[TASK GOAL] Quote the listing below in its entirety, omitting every image.

[Raw records]
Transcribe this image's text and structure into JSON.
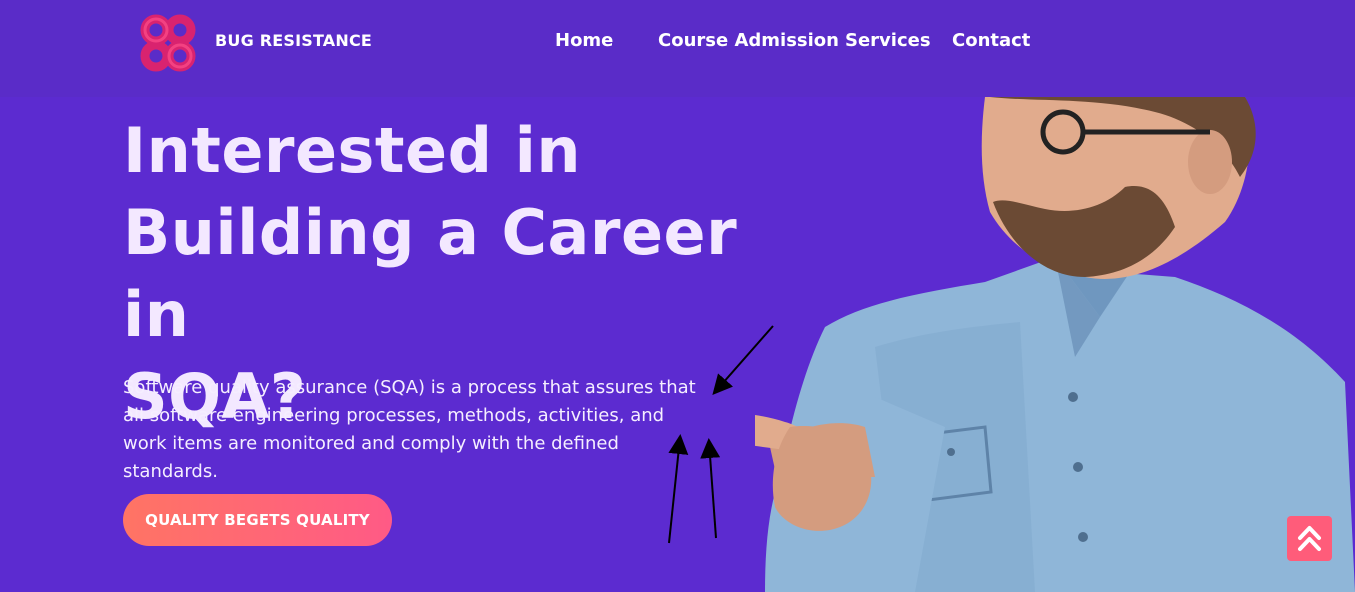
{
  "brand": {
    "name": "BUG RESISTANCE",
    "logo_icon": "interlocked-rings-logo-icon",
    "logo_colors": [
      "#d9236f",
      "#ff4f8b"
    ]
  },
  "nav": {
    "items": [
      {
        "label": "Home"
      },
      {
        "label": "Course Admission"
      },
      {
        "label": "Services"
      },
      {
        "label": "Contact"
      }
    ]
  },
  "hero": {
    "title_lines": [
      "Interested in",
      "Building a Career in",
      "SQA?"
    ],
    "description": "Software quality assurance (SQA) is a process that assures that all software engineering processes, methods, activities, and work items are monitored and comply with the defined standards.",
    "cta_label": "QUALITY BEGETS QUALITY",
    "photo_icon": "man-pointing-illustration"
  },
  "scroll_top": {
    "icon": "double-chevron-up-icon"
  },
  "colors": {
    "background": "#5c2bd0",
    "navbar": "#5a2cc8",
    "title_text": "#f3e8ff",
    "cta_gradient_start": "#ff7464",
    "cta_gradient_end": "#ff5a86",
    "scroll_top": "#ff5c7a"
  }
}
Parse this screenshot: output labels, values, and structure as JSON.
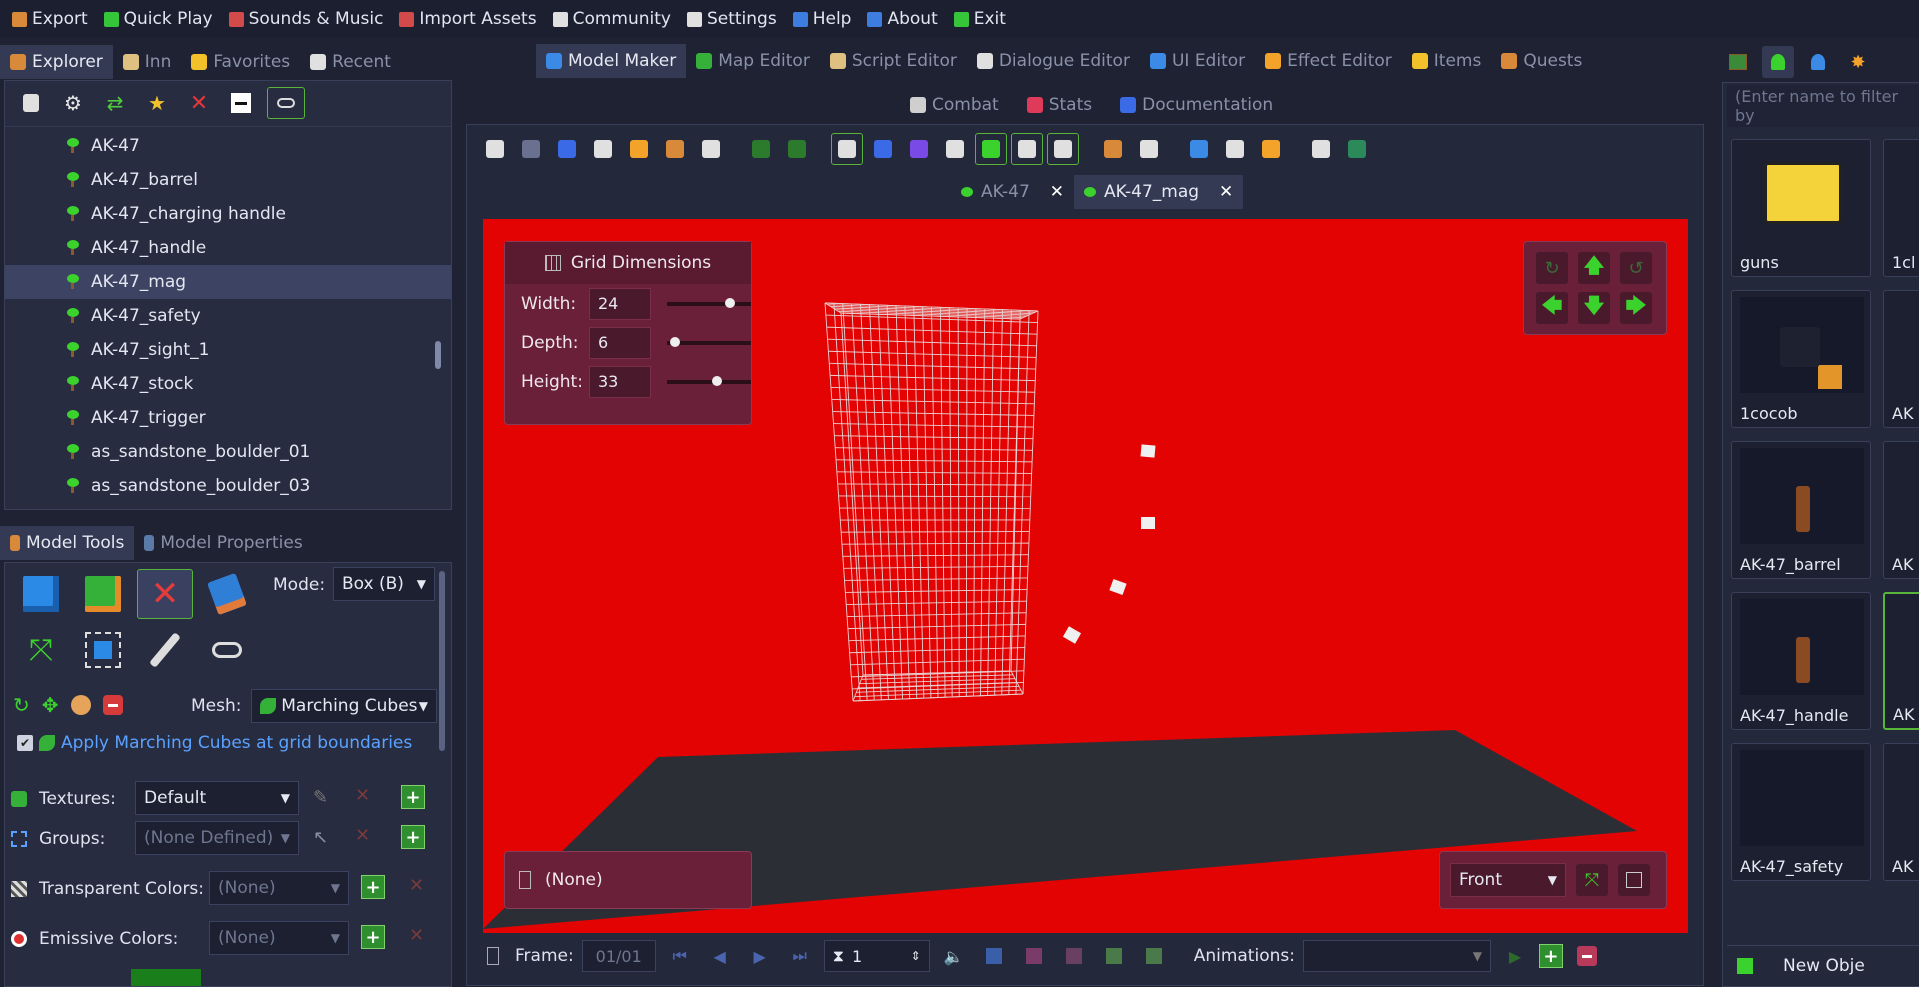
{
  "menu": [
    {
      "label": "Export",
      "icon": "export-icon",
      "color": "#d88a3a"
    },
    {
      "label": "Quick Play",
      "icon": "play-icon",
      "color": "#35c43a"
    },
    {
      "label": "Sounds & Music",
      "icon": "speaker-icon",
      "color": "#d24a4a"
    },
    {
      "label": "Import Assets",
      "icon": "import-icon",
      "color": "#d24a4a"
    },
    {
      "label": "Community",
      "icon": "steam-icon",
      "color": "#e0e0e0"
    },
    {
      "label": "Settings",
      "icon": "gear-icon",
      "color": "#e0e0e0"
    },
    {
      "label": "Help",
      "icon": "help-icon",
      "color": "#3d7de0"
    },
    {
      "label": "About",
      "icon": "info-icon",
      "color": "#3d7de0"
    },
    {
      "label": "Exit",
      "icon": "exit-icon",
      "color": "#35c43a"
    }
  ],
  "explorer": {
    "tabs": [
      {
        "label": "Explorer",
        "icon": "explorer-icon",
        "active": true
      },
      {
        "label": "Inn",
        "icon": "inn-icon",
        "active": false
      },
      {
        "label": "Favorites",
        "icon": "star-icon",
        "active": false
      },
      {
        "label": "Recent",
        "icon": "hourglass-icon",
        "active": false
      }
    ],
    "items": [
      "AK-47",
      "AK-47_barrel",
      "AK-47_charging handle",
      "AK-47_handle",
      "AK-47_mag",
      "AK-47_safety",
      "AK-47_sight_1",
      "AK-47_stock",
      "AK-47_trigger",
      "as_sandstone_boulder_01",
      "as_sandstone_boulder_03"
    ],
    "selected": "AK-47_mag"
  },
  "model_tools": {
    "tabs": [
      {
        "label": "Model Tools",
        "active": true
      },
      {
        "label": "Model Properties",
        "active": false
      }
    ],
    "mode_label": "Mode:",
    "mode_value": "Box (B)",
    "mesh_label": "Mesh:",
    "mesh_value": "Marching Cubes",
    "apply_mc_label": "Apply Marching Cubes at grid boundaries",
    "textures_label": "Textures:",
    "textures_value": "Default",
    "groups_label": "Groups:",
    "groups_value": "(None Defined)",
    "transparent_label": "Transparent Colors:",
    "transparent_value": "(None)",
    "emissive_label": "Emissive Colors:",
    "emissive_value": "(None)"
  },
  "editor_tabs": [
    {
      "label": "Model Maker",
      "active": true
    },
    {
      "label": "Map Editor",
      "active": false
    },
    {
      "label": "Script Editor",
      "active": false
    },
    {
      "label": "Dialogue Editor",
      "active": false
    },
    {
      "label": "UI Editor",
      "active": false
    },
    {
      "label": "Effect Editor",
      "active": false
    },
    {
      "label": "Items",
      "active": false
    },
    {
      "label": "Quests",
      "active": false
    }
  ],
  "editor_tabs2": [
    {
      "label": "Combat"
    },
    {
      "label": "Stats"
    },
    {
      "label": "Documentation"
    }
  ],
  "doc_tabs": [
    {
      "label": "AK-47",
      "active": false
    },
    {
      "label": "AK-47_mag",
      "active": true
    }
  ],
  "grid_dimensions": {
    "title": "Grid Dimensions",
    "width_label": "Width:",
    "width": "24",
    "width_frac": 0.75,
    "depth_label": "Depth:",
    "depth": "6",
    "depth_frac": 0.1,
    "height_label": "Height:",
    "height": "33",
    "height_frac": 0.6
  },
  "viewport": {
    "bg_color": "#ff0000",
    "group_value": "(None)",
    "view_value": "Front"
  },
  "timeline": {
    "frame_label": "Frame:",
    "frame_value": "01/01",
    "speed_value": "1",
    "animations_label": "Animations:"
  },
  "right": {
    "filter_placeholder": "(Enter name to filter by",
    "thumbs": [
      {
        "label": "guns"
      },
      {
        "label": "1cocob"
      },
      {
        "label": "AK-47_barrel"
      },
      {
        "label": "AK-47_handle"
      },
      {
        "label": "AK-47_safety"
      }
    ],
    "thumbs_col2": [
      "1cl",
      "AK",
      "AK",
      "AK",
      "AK"
    ],
    "new_object_label": "New Obje"
  }
}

[OUTPUT OF THE EXERCISE]
Transcribe this image's text and structure into JSON.
{
  "brand": {
    "name": "BUG RESISTANCE",
    "logo_icon": "interlocked-rings-logo-icon",
    "logo_colors": [
      "#d9236f",
      "#ff4f8b"
    ]
  },
  "nav": {
    "items": [
      {
        "label": "Home"
      },
      {
        "label": "Course Admission"
      },
      {
        "label": "Services"
      },
      {
        "label": "Contact"
      }
    ]
  },
  "hero": {
    "title_lines": [
      "Interested in",
      "Building a Career in",
      "SQA?"
    ],
    "description": "Software quality assurance (SQA) is a process that assures that all software engineering processes, methods, activities, and work items are monitored and comply with the defined standards.",
    "cta_label": "QUALITY BEGETS QUALITY",
    "photo_icon": "man-pointing-illustration"
  },
  "scroll_top": {
    "icon": "double-chevron-up-icon"
  },
  "colors": {
    "background": "#5c2bd0",
    "navbar": "#5a2cc8",
    "title_text": "#f3e8ff",
    "cta_gradient_start": "#ff7464",
    "cta_gradient_end": "#ff5a86",
    "scroll_top": "#ff5c7a"
  }
}
Parse this screenshot: output labels, values, and structure as JSON.
{
  "menu": [
    {
      "label": "Export",
      "icon": "export-icon",
      "color": "#d88a3a"
    },
    {
      "label": "Quick Play",
      "icon": "play-icon",
      "color": "#35c43a"
    },
    {
      "label": "Sounds & Music",
      "icon": "speaker-icon",
      "color": "#d24a4a"
    },
    {
      "label": "Import Assets",
      "icon": "import-icon",
      "color": "#d24a4a"
    },
    {
      "label": "Community",
      "icon": "steam-icon",
      "color": "#e0e0e0"
    },
    {
      "label": "Settings",
      "icon": "gear-icon",
      "color": "#e0e0e0"
    },
    {
      "label": "Help",
      "icon": "help-icon",
      "color": "#3d7de0"
    },
    {
      "label": "About",
      "icon": "info-icon",
      "color": "#3d7de0"
    },
    {
      "label": "Exit",
      "icon": "exit-icon",
      "color": "#35c43a"
    }
  ],
  "explorer": {
    "tabs": [
      {
        "label": "Explorer",
        "icon": "explorer-icon",
        "active": true
      },
      {
        "label": "Inn",
        "icon": "inn-icon",
        "active": false
      },
      {
        "label": "Favorites",
        "icon": "star-icon",
        "active": false
      },
      {
        "label": "Recent",
        "icon": "hourglass-icon",
        "active": false
      }
    ],
    "items": [
      "AK-47",
      "AK-47_barrel",
      "AK-47_charging handle",
      "AK-47_handle",
      "AK-47_mag",
      "AK-47_safety",
      "AK-47_sight_1",
      "AK-47_stock",
      "AK-47_trigger",
      "as_sandstone_boulder_01",
      "as_sandstone_boulder_03"
    ],
    "selected": "AK-47_mag"
  },
  "model_tools": {
    "tabs": [
      {
        "label": "Model Tools",
        "active": true
      },
      {
        "label": "Model Properties",
        "active": false
      }
    ],
    "mode_label": "Mode:",
    "mode_value": "Box (B)",
    "mesh_label": "Mesh:",
    "mesh_value": "Marching Cubes",
    "apply_mc_label": "Apply Marching Cubes at grid boundaries",
    "textures_label": "Textures:",
    "textures_value": "Default",
    "groups_label": "Groups:",
    "groups_value": "(None Defined)",
    "transparent_label": "Transparent Colors:",
    "transparent_value": "(None)",
    "emissive_label": "Emissive Colors:",
    "emissive_value": "(None)"
  },
  "editor_tabs": [
    {
      "label": "Model Maker",
      "active": true
    },
    {
      "label": "Map Editor",
      "active": false
    },
    {
      "label": "Script Editor",
      "active": false
    },
    {
      "label": "Dialogue Editor",
      "active": false
    },
    {
      "label": "UI Editor",
      "active": false
    },
    {
      "label": "Effect Editor",
      "active": false
    },
    {
      "label": "Items",
      "active": false
    },
    {
      "label": "Quests",
      "active": false
    }
  ],
  "editor_tabs2": [
    {
      "label": "Combat"
    },
    {
      "label": "Stats"
    },
    {
      "label": "Documentation"
    }
  ],
  "doc_tabs": [
    {
      "label": "AK-47",
      "active": false
    },
    {
      "label": "AK-47_mag",
      "active": true
    }
  ],
  "grid_dimensions": {
    "title": "Grid Dimensions",
    "width_label": "Width:",
    "width": "24",
    "width_frac": 0.75,
    "depth_label": "Depth:",
    "depth": "6",
    "depth_frac": 0.1,
    "height_label": "Height:",
    "height": "33",
    "height_frac": 0.6
  },
  "viewport": {
    "bg_color": "#ff0000",
    "group_value": "(None)",
    "view_value": "Front"
  },
  "timeline": {
    "frame_label": "Frame:",
    "frame_value": "01/01",
    "speed_value": "1",
    "animations_label": "Animations:"
  },
  "right": {
    "filter_placeholder": "(Enter name to filter by",
    "thumbs": [
      {
        "label": "guns"
      },
      {
        "label": "1cocob"
      },
      {
        "label": "AK-47_barrel"
      },
      {
        "label": "AK-47_handle"
      },
      {
        "label": "AK-47_safety"
      }
    ],
    "thumbs_col2": [
      "1cl",
      "AK",
      "AK",
      "AK",
      "AK"
    ],
    "new_object_label": "New Obje"
  }
}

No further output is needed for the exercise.